● WORK TO DO
Locate each line of the material that contains "What", then return it.

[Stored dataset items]

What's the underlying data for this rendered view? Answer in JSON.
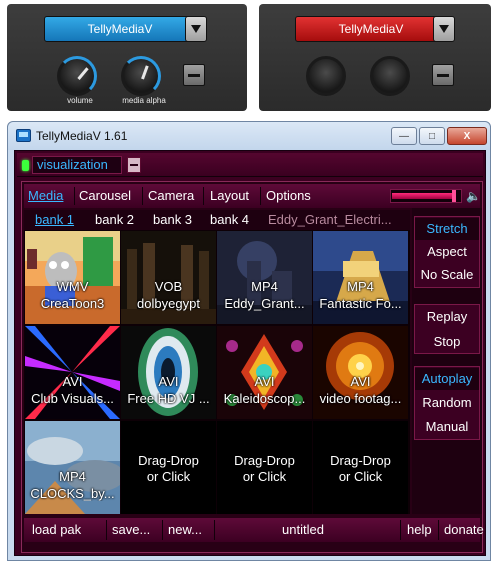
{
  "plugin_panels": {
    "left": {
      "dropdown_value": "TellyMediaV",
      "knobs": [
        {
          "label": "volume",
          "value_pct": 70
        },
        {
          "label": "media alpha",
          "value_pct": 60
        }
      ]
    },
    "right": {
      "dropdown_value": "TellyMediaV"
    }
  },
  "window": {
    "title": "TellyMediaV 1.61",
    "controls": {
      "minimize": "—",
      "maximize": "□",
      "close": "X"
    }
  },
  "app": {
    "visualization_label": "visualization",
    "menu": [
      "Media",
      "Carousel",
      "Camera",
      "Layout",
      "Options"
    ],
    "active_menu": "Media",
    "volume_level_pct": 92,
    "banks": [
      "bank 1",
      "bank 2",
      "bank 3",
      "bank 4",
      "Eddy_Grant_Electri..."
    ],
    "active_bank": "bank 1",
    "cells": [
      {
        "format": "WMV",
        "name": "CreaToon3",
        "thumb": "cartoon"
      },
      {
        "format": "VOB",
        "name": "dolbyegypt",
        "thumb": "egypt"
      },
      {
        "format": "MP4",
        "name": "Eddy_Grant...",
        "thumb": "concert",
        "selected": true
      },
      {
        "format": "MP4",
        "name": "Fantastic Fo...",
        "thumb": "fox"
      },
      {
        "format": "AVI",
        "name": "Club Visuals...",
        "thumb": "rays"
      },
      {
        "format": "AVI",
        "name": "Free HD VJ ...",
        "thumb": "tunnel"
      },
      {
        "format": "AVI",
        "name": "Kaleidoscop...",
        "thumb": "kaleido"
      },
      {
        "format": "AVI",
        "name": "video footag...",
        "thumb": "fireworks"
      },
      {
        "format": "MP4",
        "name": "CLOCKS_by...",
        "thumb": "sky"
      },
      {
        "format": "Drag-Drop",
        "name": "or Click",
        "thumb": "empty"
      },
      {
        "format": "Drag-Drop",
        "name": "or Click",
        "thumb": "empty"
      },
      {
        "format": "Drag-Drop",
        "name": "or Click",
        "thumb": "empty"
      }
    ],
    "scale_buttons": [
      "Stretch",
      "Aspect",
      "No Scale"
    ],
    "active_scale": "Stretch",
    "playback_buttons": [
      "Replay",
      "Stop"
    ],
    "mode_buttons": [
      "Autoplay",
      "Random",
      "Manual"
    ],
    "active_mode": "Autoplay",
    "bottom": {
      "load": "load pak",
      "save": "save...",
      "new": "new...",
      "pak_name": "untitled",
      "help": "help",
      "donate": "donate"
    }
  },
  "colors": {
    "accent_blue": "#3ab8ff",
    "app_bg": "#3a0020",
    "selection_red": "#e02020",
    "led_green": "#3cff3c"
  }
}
==
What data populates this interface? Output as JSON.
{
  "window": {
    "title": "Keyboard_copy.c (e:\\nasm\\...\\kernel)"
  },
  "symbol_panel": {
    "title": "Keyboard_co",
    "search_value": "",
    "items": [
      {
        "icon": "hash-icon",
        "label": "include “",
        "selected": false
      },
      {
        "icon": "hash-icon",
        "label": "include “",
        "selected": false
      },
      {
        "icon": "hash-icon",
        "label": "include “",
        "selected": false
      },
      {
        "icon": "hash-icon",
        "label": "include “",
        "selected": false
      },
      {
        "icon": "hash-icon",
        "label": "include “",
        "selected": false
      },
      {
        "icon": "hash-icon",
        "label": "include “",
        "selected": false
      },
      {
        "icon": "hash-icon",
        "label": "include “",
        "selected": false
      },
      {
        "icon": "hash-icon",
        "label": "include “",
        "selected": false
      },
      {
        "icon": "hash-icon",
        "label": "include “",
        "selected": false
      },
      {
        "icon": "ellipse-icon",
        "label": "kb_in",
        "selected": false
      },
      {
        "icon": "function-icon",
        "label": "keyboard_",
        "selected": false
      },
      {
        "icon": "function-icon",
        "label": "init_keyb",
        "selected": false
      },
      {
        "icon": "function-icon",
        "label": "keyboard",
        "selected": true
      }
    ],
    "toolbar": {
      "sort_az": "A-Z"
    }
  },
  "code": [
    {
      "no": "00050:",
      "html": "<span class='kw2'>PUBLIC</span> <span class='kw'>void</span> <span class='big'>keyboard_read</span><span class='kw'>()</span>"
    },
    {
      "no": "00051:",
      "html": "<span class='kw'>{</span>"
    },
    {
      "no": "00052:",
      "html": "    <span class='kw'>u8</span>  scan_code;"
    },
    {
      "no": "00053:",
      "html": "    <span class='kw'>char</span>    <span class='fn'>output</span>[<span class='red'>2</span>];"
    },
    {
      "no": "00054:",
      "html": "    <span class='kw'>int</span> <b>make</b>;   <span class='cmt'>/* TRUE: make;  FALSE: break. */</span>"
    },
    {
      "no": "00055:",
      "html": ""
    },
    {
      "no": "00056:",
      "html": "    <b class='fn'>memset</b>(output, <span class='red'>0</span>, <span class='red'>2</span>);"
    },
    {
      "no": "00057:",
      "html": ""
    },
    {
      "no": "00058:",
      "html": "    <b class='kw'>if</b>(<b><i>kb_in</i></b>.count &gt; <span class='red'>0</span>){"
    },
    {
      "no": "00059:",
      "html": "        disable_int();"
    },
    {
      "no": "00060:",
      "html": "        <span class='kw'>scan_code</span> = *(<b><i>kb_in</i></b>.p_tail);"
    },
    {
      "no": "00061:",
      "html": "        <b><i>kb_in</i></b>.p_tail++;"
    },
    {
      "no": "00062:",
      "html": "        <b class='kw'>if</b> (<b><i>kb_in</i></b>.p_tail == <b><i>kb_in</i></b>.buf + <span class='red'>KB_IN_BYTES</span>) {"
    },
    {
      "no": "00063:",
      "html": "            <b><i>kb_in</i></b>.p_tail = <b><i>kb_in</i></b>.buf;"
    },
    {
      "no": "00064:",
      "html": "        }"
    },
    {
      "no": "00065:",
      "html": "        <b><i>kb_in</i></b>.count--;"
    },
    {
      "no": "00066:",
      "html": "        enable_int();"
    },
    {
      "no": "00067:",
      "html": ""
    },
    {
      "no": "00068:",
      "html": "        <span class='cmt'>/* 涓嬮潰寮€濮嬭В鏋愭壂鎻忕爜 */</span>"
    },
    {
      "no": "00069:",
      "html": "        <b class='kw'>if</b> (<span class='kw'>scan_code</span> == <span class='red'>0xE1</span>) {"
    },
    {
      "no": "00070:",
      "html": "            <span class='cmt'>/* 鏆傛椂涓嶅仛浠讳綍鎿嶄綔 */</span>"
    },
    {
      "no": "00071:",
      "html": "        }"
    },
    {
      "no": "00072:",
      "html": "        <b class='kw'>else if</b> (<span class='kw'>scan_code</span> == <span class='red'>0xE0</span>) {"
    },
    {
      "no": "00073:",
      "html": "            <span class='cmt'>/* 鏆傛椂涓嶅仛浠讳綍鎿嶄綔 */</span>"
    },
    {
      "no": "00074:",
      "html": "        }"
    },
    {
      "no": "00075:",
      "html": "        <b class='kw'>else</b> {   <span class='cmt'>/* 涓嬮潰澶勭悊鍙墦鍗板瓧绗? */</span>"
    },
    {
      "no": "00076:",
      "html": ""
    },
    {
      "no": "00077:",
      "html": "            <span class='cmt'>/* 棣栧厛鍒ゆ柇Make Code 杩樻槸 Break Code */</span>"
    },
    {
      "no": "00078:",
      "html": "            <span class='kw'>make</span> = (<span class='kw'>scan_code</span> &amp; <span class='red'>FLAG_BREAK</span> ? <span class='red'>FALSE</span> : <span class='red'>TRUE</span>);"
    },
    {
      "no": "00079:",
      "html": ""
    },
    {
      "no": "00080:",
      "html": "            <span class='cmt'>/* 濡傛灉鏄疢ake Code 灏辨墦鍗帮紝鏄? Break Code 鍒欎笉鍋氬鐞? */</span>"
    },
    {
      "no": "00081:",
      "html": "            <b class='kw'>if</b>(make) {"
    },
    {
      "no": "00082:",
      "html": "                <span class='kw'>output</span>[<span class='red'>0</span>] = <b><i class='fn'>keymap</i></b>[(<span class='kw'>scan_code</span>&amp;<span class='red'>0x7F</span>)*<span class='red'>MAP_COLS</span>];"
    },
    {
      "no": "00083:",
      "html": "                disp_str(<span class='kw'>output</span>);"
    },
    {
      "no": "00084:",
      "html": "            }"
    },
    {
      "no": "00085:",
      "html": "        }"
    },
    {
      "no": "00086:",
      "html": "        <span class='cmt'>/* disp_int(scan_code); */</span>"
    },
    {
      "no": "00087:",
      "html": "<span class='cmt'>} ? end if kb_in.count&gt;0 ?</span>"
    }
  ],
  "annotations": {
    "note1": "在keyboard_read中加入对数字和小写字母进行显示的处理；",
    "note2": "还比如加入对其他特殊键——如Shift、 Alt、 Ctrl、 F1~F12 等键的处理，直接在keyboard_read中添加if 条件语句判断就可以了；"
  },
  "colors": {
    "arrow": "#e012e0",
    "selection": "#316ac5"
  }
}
---
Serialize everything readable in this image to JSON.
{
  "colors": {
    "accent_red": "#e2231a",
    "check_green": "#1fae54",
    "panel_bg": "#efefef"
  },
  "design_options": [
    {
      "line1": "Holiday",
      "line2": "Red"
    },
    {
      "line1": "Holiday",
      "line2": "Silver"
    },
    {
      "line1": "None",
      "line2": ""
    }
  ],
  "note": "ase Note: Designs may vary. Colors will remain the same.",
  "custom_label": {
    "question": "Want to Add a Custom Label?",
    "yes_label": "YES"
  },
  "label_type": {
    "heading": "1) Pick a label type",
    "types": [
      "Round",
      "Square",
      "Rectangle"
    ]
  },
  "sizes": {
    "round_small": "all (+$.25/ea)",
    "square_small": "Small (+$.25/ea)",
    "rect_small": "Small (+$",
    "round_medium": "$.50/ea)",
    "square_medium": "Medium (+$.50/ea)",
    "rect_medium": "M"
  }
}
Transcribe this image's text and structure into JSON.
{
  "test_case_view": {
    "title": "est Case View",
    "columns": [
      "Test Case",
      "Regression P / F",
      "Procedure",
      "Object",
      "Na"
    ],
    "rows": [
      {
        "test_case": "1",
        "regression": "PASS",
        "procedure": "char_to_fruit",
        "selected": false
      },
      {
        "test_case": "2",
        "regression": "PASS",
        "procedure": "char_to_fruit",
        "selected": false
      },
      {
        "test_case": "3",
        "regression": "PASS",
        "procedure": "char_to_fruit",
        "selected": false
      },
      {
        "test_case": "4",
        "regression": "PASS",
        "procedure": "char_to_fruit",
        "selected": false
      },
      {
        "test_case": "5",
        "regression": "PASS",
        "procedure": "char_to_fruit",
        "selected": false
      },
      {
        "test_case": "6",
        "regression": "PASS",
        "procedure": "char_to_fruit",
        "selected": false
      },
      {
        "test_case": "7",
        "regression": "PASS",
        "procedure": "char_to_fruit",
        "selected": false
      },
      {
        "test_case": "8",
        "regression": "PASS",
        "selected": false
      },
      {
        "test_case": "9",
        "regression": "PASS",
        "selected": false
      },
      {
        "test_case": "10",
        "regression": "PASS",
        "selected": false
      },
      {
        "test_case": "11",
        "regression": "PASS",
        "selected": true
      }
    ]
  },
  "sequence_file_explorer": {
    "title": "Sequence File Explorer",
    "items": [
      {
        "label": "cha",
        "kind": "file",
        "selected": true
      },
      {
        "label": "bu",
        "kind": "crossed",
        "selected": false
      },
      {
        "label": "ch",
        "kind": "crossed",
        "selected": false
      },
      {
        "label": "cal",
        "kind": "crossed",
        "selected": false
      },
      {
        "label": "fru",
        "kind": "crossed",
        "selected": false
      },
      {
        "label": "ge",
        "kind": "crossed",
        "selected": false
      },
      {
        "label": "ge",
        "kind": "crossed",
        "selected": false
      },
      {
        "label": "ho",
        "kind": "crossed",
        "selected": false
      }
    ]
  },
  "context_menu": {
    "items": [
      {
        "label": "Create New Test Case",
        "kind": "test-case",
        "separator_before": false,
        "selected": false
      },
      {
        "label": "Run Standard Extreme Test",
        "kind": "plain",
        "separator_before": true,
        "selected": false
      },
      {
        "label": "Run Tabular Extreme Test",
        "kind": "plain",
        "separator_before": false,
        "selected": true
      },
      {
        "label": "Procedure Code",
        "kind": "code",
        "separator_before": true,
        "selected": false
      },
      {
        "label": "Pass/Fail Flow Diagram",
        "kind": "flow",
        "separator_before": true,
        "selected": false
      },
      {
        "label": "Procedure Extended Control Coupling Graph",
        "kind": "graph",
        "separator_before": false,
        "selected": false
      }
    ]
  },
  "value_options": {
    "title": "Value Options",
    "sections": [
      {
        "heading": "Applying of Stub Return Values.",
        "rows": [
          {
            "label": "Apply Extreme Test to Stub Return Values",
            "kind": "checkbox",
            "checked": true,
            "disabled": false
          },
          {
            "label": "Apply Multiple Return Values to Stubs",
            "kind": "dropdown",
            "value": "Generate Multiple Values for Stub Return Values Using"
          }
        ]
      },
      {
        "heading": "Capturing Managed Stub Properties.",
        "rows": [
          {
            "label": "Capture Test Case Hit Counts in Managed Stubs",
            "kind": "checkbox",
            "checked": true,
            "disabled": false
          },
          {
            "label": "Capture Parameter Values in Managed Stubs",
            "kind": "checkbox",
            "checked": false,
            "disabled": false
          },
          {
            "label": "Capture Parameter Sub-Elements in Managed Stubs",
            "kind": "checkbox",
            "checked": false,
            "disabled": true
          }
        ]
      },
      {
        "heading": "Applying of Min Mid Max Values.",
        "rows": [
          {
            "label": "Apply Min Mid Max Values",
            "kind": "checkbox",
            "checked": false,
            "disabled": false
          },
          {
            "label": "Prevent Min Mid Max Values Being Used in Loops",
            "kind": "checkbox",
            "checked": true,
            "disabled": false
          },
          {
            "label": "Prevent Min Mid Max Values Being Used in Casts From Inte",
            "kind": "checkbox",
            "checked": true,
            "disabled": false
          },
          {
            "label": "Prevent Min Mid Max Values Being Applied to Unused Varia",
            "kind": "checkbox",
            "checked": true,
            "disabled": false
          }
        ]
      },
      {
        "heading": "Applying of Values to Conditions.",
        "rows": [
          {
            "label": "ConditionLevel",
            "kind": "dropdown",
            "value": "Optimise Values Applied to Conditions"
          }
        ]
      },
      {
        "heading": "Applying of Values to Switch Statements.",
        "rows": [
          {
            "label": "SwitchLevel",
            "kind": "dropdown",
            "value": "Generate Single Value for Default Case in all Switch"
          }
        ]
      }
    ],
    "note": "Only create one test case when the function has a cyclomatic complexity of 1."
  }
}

● ANSWER FOR THIS EXERCISE
What's the underlying data for this rendered view? Answer in JSON.
What data populates this interface? Output as JSON.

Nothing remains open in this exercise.